## AIM
Read the listing and extract each line that includes the word "Hecho".

[Begin EXERCISE MATERIAL]

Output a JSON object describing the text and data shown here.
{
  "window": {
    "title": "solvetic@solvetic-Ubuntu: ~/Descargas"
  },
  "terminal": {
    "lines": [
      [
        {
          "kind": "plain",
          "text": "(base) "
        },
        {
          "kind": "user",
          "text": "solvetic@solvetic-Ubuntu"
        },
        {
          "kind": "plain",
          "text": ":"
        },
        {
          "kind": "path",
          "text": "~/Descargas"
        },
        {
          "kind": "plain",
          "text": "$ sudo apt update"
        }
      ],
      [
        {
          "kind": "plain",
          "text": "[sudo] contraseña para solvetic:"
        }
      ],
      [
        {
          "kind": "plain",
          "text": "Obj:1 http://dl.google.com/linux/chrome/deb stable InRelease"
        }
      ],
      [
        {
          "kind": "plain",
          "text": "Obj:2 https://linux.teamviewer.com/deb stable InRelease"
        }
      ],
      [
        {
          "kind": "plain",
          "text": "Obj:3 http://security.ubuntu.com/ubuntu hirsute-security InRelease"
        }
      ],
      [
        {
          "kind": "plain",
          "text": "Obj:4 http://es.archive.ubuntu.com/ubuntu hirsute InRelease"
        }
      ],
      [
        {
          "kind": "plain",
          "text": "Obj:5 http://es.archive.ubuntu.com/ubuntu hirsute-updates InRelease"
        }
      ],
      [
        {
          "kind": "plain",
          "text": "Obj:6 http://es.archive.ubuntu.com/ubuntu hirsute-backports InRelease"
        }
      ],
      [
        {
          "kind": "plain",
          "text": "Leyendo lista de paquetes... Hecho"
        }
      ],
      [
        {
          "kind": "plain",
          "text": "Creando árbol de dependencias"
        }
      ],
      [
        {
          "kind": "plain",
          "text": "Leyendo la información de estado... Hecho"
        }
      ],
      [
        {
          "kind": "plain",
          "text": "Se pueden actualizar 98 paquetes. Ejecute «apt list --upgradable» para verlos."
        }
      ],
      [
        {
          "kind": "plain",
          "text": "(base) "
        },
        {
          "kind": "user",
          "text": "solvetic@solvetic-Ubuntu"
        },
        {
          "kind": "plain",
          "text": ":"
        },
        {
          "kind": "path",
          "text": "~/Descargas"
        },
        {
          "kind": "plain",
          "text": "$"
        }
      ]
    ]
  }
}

[End EXERCISE MATERIAL]

## THE OUTPUT
          "text": "Leyendo lista de paquetes... Hecho"
          "text": "Leyendo la información de estado... Hecho"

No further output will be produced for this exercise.